__Textauszug__.
------------------------------
Reber Acar, Experte der Ratingagentur Scope

Eine Wohnung mit Balkon, ein Reihenhaus mit Garten: Der Wunsch nach Eigentum ist ungebrochen groß-vor allem bei jungen Familien. Laut der aktuellen Wohnbaustudie der Erste Bank ist er bei ihnen mit 72 Prozent am stärksten ausgeprägt.

Neben der hohen Inflation und dem gestiegenen Leitzins sorgt vor allem die Verschärfungen im Bereich der Hypothekarkreditfinanzierungen, die KIM-VO (Kreditimmobilienmaßnahmen-Verordnung), seit August 2022 jedoch dafür, dass das Ziel, "in den eigenen vier Wänden zu leben" vielerorts ein Traum bleibt. Banken striktere Regeln für Beleihung und Kreditvergabe durch die Finanzaufsicht vorzugeben, sollte zwar beide Seiten schützen: Kreditnehmer und Kreditgeber. Doch für viele Kaufwillige-insbesondere für junge Familien-dürfte dieser Schutz so weit gehen, dass er sie vor Eigentum "bewahrt".

 

Schuldendienstquote als Dorn im Auge

Als "einzementierend und überschießend" beurteilt Thomas Hauer, Abteilungsleiter für Kreditrisikomanagement und Recht bei der Salzburger Sparkasse, die Schuldendienstquote von maximal 40 Prozent. Bis zum Sommer 2022 betrug sie noch 50 Prozent. "Das klingt unwesentlich, aber der Unterschied ist riesig. Wir haben sehr viele Kundinnen und Kunden zwischen 40 und 50 Prozent, die wir wegschicken müssen", sagt der Kreditexperte.
------------------------------
__Daten__.
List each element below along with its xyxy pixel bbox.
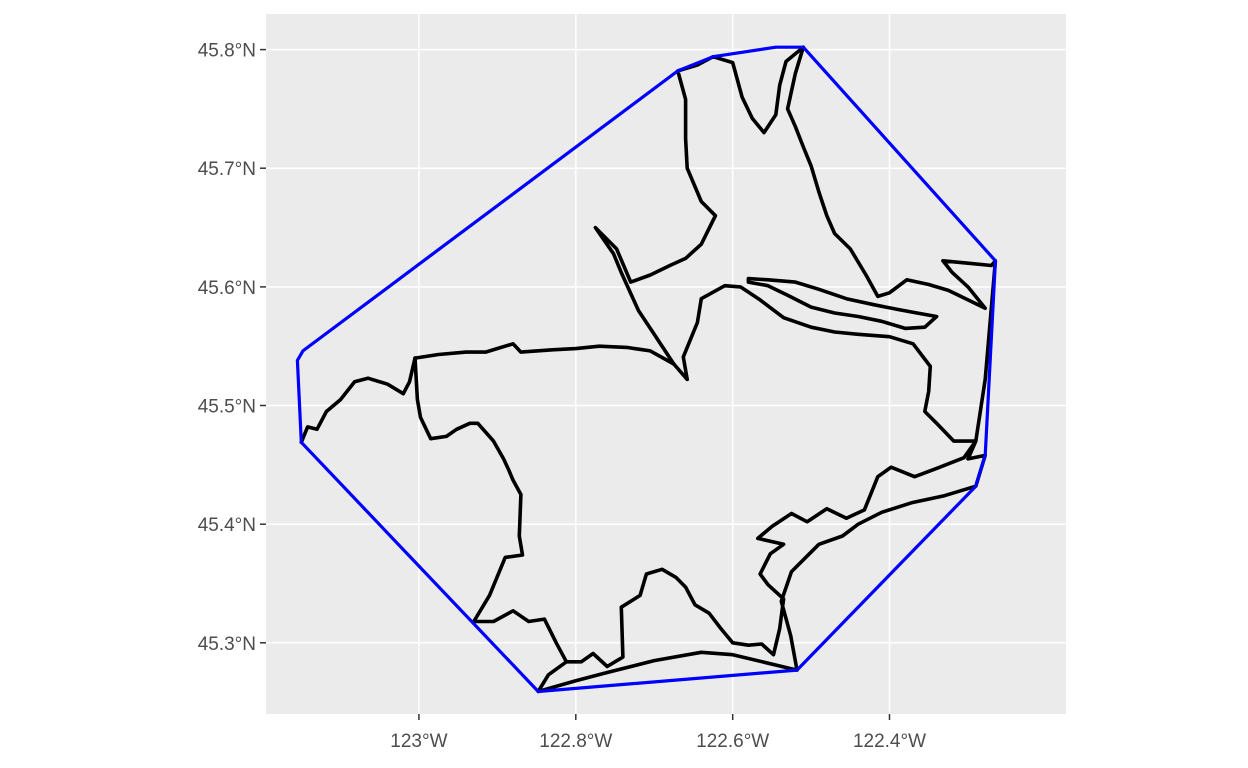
------------------------------
__Aufgabe A__. Zähle alle Faktoren auf, die laut dem Text über Wohneigentum dafür sorgen, dass das Leben in den eigenen vier Wänden vielerorts ein Traum bleibt.
__Aufgabe B__. Gib aus dem Text über Wohneigentum den Abschnitt wortgetreu wieder: Beginne bei den Worten „Reber Acar, Experte“ und höre nach „am stärksten ausgeprägt.“ auf.
__Aufgabe C__. Schreibe den Text über Wohneigentum und strengere Kreditregeln im Anschluss an seinen letzten Satz weiter.

__Ergebnis A__.
- die hohe Inflation
- der gestiegene Leitzins
- die Verschärfungen im Bereich der Hypothekarkreditfinanzierungen, die KIM-VO (Kreditimmobilienmaßnahmen-Verordnung), seit August 2022

__Ergebnis B__.
Reber Acar, Experte der Ratingagentur Scope

Eine Wohnung mit Balkon, ein Reihenhaus mit Garten: Der Wunsch nach Eigentum ist ungebrochen groß-vor allem bei jungen Familien. Laut der aktuellen Wohnbaustudie der Erste Bank ist er bei ihnen mit 72 Prozent am stärksten ausgeprägt.

__Ergebnis C__.
Allein an der neuen Schuldendienstquote liegt der Einbruch bei den Wohnkrediten zwar nicht, wie ein Bank Lending Survey aus dem Juli 2023 zeigt. Quartalsweise befragen dafür europaweit die Nationalbanken die Geschäftsbanken, um Informationen über die Finanzierungsbedingungen für Unternehmen und private Haushalte zu erhalten. Neben der Verschärfung der KIM-Verordnung sind laut der Umfrage der Anstieg des allgemeinen Zinsniveaus sowie die Aussichten auf die voraussichtliche Preisentwicklung am Immobiliensektor für den Einbruch verantwortlich. Und auch das sinkende Konsumentinnen-und Konsumentenvertrauen in Folge des russischen Angriffskrieges in der Ukraine und die Konjunktureintrübung generell spielen beim Rückgang der Immobilienkredite keine unbedeutende Rolle.

Klar ersichtlich ist jedoch, dass die Vergabe neuer Immobilienkredite von Juli auf August 2022 von 2,65 Milliarden auf 1,27 Milliarden Euro um mehr als die Hälfte einbrach und seitdem weiter sank. Im Juli 2023 lag das Volumen nur noch bei 0,86 Milliarden, berichtet die Nationalbank (OeNB). Wie stark der Einbruch von den schlechteren Finanzierungsmöglichkeiten getrieben ist, zeigen Mengenerhebungen. Jene Immobilienformen, die als besonders finanzierungsabhängig gelten, haben RE/MAX-Analysen zufolge die höchsten Rückgänge: Doppelhaushälften(-34 Prozent) und Reihenhäuser(-33 Prozent). Aber auch die Verkäufe von Einfamilienhäusern, Hausanteilen und Wohnung sanken deutlich.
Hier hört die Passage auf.